● Exercise brief
Output every entry exactly as given.

## Begin Excerpted data

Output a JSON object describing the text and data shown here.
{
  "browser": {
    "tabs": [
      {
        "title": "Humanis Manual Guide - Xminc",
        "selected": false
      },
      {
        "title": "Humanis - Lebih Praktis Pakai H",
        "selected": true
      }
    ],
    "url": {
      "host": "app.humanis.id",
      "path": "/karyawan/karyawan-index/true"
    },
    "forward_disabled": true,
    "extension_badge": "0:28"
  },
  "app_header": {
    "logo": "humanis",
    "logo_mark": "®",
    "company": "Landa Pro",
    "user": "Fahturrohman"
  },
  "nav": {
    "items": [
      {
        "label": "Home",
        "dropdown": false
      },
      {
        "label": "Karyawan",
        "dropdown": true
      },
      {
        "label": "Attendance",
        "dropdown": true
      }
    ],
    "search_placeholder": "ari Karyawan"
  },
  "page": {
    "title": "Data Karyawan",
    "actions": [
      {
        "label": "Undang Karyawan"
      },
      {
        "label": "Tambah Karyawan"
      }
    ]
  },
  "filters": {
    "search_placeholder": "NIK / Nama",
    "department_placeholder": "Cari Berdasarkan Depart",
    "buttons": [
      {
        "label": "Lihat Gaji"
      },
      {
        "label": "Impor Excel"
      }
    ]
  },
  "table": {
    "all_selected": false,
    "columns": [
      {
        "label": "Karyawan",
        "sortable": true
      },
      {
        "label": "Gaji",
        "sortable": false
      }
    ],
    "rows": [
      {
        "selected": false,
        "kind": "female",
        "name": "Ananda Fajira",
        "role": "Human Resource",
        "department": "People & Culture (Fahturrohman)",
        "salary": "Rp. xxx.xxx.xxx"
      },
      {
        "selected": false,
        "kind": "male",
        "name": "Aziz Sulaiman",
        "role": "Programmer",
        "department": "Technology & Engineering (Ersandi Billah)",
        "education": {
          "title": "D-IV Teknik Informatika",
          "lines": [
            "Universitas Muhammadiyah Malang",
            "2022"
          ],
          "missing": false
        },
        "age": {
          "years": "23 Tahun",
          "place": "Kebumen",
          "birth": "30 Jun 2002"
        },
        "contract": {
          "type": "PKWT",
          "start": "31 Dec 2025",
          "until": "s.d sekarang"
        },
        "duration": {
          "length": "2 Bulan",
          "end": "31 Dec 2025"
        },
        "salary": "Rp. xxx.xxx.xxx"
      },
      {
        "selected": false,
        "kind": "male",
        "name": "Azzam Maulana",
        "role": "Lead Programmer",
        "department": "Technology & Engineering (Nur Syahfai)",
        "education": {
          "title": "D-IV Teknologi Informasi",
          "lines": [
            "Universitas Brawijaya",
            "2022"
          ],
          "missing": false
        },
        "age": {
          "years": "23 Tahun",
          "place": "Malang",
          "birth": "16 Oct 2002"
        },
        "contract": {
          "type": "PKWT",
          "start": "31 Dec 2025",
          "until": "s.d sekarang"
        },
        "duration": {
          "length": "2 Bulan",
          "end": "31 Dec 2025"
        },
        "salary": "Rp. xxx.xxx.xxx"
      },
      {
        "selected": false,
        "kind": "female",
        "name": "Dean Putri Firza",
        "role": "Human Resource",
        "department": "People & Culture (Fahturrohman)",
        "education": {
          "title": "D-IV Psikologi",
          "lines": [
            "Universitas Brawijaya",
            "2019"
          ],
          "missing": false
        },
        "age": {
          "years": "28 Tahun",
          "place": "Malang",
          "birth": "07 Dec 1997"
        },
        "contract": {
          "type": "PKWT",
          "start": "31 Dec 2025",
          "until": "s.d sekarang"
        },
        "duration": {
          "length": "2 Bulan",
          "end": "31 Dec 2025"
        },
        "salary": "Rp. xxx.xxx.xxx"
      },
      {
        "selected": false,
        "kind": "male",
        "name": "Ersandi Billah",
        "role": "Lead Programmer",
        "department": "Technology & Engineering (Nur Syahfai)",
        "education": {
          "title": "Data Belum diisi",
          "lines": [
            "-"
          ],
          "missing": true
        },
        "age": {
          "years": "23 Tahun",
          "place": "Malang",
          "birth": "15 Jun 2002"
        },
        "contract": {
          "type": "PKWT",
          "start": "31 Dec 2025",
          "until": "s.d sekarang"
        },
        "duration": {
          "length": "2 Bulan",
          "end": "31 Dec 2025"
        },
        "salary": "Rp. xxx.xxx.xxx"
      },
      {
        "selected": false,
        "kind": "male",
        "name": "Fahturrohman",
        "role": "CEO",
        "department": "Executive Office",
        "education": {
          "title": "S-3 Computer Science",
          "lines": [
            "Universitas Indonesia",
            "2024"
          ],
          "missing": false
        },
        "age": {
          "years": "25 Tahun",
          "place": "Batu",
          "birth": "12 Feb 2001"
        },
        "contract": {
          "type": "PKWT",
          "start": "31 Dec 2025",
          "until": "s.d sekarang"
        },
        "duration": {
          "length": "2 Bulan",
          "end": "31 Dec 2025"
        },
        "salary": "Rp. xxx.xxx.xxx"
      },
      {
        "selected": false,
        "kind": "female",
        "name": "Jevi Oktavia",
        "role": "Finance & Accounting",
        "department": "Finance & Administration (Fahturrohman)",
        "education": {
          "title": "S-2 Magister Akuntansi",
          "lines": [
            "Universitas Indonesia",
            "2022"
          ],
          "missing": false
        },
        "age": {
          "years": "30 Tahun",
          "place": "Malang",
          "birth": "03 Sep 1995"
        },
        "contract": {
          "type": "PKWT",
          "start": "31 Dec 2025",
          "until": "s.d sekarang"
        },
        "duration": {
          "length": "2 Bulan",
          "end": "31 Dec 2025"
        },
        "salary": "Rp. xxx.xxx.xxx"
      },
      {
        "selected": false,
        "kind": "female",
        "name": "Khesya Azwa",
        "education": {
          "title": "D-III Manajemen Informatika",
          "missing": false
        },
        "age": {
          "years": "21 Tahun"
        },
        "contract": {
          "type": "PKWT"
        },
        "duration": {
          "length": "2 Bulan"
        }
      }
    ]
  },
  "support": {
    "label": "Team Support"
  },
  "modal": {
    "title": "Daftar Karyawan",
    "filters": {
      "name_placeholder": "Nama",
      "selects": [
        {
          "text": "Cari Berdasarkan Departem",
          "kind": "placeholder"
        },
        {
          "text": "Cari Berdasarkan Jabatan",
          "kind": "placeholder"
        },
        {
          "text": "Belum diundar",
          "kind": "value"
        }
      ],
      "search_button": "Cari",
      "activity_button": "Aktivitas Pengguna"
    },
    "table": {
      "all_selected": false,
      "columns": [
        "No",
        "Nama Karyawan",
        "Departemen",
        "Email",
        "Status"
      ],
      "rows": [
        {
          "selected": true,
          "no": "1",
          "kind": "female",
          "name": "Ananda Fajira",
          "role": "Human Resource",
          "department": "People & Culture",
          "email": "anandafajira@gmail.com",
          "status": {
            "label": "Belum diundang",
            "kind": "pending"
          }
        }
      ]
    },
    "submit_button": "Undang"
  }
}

## End Excerpted data

● The output
Output a JSON object describing the text and data shown here.
{
  "browser": {
    "tabs": [
      {
        "title": "Humanis Manual Guide - Xminc",
        "selected": false
      },
      {
        "title": "Humanis - Lebih Praktis Pakai H",
        "selected": true
      }
    ],
    "url": {
      "host": "app.humanis.id",
      "path": "/karyawan/karyawan-index/true"
    },
    "forward_disabled": true,
    "extension_badge": "0:28"
  },
  "app_header": {
    "logo": "humanis",
    "logo_mark": "®",
    "company": "Landa Pro",
    "user": "Fahturrohman"
  },
  "nav": {
    "items": [
      {
        "label": "Home",
        "dropdown": false
      },
      {
        "label": "Karyawan",
        "dropdown": true
      },
      {
        "label": "Attendance",
        "dropdown": true
      }
    ],
    "search_placeholder": "ari Karyawan"
  },
  "page": {
    "title": "Data Karyawan",
    "actions": [
      {
        "label": "Undang Karyawan"
      },
      {
        "label": "Tambah Karyawan"
      }
    ]
  },
  "filters": {
    "search_placeholder": "NIK / Nama",
    "department_placeholder": "Cari Berdasarkan Depart",
    "buttons": [
      {
        "label": "Lihat Gaji"
      },
      {
        "label": "Impor Excel"
      }
    ]
  },
  "table": {
    "all_selected": false,
    "columns": [
      {
        "label": "Karyawan",
        "sortable": true
      },
      {
        "label": "Gaji",
        "sortable": false
      }
    ],
    "rows": [
      {
        "selected": false,
        "kind": "female",
        "name": "Ananda Fajira",
        "role": "Human Resource",
        "department": "People & Culture (Fahturrohman)",
        "salary": "Rp. xxx.xxx.xxx"
      },
      {
        "selected": false,
        "kind": "male",
        "name": "Aziz Sulaiman",
        "role": "Programmer",
        "department": "Technology & Engineering (Ersandi Billah)",
        "education": {
          "title": "D-IV Teknik Informatika",
          "lines": [
            "Universitas Muhammadiyah Malang",
            "2022"
          ],
          "missing": false
        },
        "age": {
          "years": "23 Tahun",
          "place": "Kebumen",
          "birth": "30 Jun 2002"
        },
        "contract": {
          "type": "PKWT",
          "start": "31 Dec 2025",
          "until": "s.d sekarang"
        },
        "duration": {
          "length": "2 Bulan",
          "end": "31 Dec 2025"
        },
        "salary": "Rp. xxx.xxx.xxx"
      },
      {
        "selected": false,
        "kind": "male",
        "name": "Azzam Maulana",
        "role": "Lead Programmer",
        "department": "Technology & Engineering (Nur Syahfai)",
        "education": {
          "title": "D-IV Teknologi Informasi",
          "lines": [
            "Universitas Brawijaya",
            "2022"
          ],
          "missing": false
        },
        "age": {
          "years": "23 Tahun",
          "place": "Malang",
          "birth": "16 Oct 2002"
        },
        "contract": {
          "type": "PKWT",
          "start": "31 Dec 2025",
          "until": "s.d sekarang"
        },
        "duration": {
          "length": "2 Bulan",
          "end": "31 Dec 2025"
        },
        "salary": "Rp. xxx.xxx.xxx"
      },
      {
        "selected": false,
        "kind": "female",
        "name": "Dean Putri Firza",
        "role": "Human Resource",
        "department": "People & Culture (Fahturrohman)",
        "education": {
          "title": "D-IV Psikologi",
          "lines": [
            "Universitas Brawijaya",
            "2019"
          ],
          "missing": false
        },
        "age": {
          "years": "28 Tahun",
          "place": "Malang",
          "birth": "07 Dec 1997"
        },
        "contract": {
          "type": "PKWT",
          "start": "31 Dec 2025",
          "until": "s.d sekarang"
        },
        "duration": {
          "length": "2 Bulan",
          "end": "31 Dec 2025"
        },
        "salary": "Rp. xxx.xxx.xxx"
      },
      {
        "selected": false,
        "kind": "male",
        "name": "Ersandi Billah",
        "role": "Lead Programmer",
        "department": "Technology & Engineering (Nur Syahfai)",
        "education": {
          "title": "Data Belum diisi",
          "lines": [
            "-"
          ],
          "missing": true
        },
        "age": {
          "years": "23 Tahun",
          "place": "Malang",
          "birth": "15 Jun 2002"
        },
        "contract": {
          "type": "PKWT",
          "start": "31 Dec 2025",
          "until": "s.d sekarang"
        },
        "duration": {
          "length": "2 Bulan",
          "end": "31 Dec 2025"
        },
        "salary": "Rp. xxx.xxx.xxx"
      },
      {
        "selected": false,
        "kind": "male",
        "name": "Fahturrohman",
        "role": "CEO",
        "department": "Executive Office",
        "education": {
          "title": "S-3 Computer Science",
          "lines": [
            "Universitas Indonesia",
            "2024"
          ],
          "missing": false
        },
        "age": {
          "years": "25 Tahun",
          "place": "Batu",
          "birth": "12 Feb 2001"
        },
        "contract": {
          "type": "PKWT",
          "start": "31 Dec 2025",
          "until": "s.d sekarang"
        },
        "duration": {
          "length": "2 Bulan",
          "end": "31 Dec 2025"
        },
        "salary": "Rp. xxx.xxx.xxx"
      },
      {
        "selected": false,
        "kind": "female",
        "name": "Jevi Oktavia",
        "role": "Finance & Accounting",
        "department": "Finance & Administration (Fahturrohman)",
        "education": {
          "title": "S-2 Magister Akuntansi",
          "lines": [
            "Universitas Indonesia",
            "2022"
          ],
          "missing": false
        },
        "age": {
          "years": "30 Tahun",
          "place": "Malang",
          "birth": "03 Sep 1995"
        },
        "contract": {
          "type": "PKWT",
          "start": "31 Dec 2025",
          "until": "s.d sekarang"
        },
        "duration": {
          "length": "2 Bulan",
          "end": "31 Dec 2025"
        },
        "salary": "Rp. xxx.xxx.xxx"
      },
      {
        "selected": false,
        "kind": "female",
        "name": "Khesya Azwa",
        "education": {
          "title": "D-III Manajemen Informatika",
          "missing": false
        },
        "age": {
          "years": "21 Tahun"
        },
        "contract": {
          "type": "PKWT"
        },
        "duration": {
          "length": "2 Bulan"
        }
      }
    ]
  },
  "support": {
    "label": "Team Support"
  },
  "modal": {
    "title": "Daftar Karyawan",
    "filters": {
      "name_placeholder": "Nama",
      "selects": [
        {
          "text": "Cari Berdasarkan Departem",
          "kind": "placeholder"
        },
        {
          "text": "Cari Berdasarkan Jabatan",
          "kind": "placeholder"
        },
        {
          "text": "Belum diundar",
          "kind": "value"
        }
      ],
      "search_button": "Cari",
      "activity_button": "Aktivitas Pengguna"
    },
    "table": {
      "all_selected": false,
      "columns": [
        "No",
        "Nama Karyawan",
        "Departemen",
        "Email",
        "Status"
      ],
      "rows": [
        {
          "selected": true,
          "no": "1",
          "kind": "female",
          "name": "Ananda Fajira",
          "role": "Human Resource",
          "department": "People & Culture",
          "email": "anandafajira@gmail.com",
          "status": {
            "label": "Belum diundang",
            "kind": "pending"
          }
        }
      ]
    },
    "submit_button": "Undang"
  }
}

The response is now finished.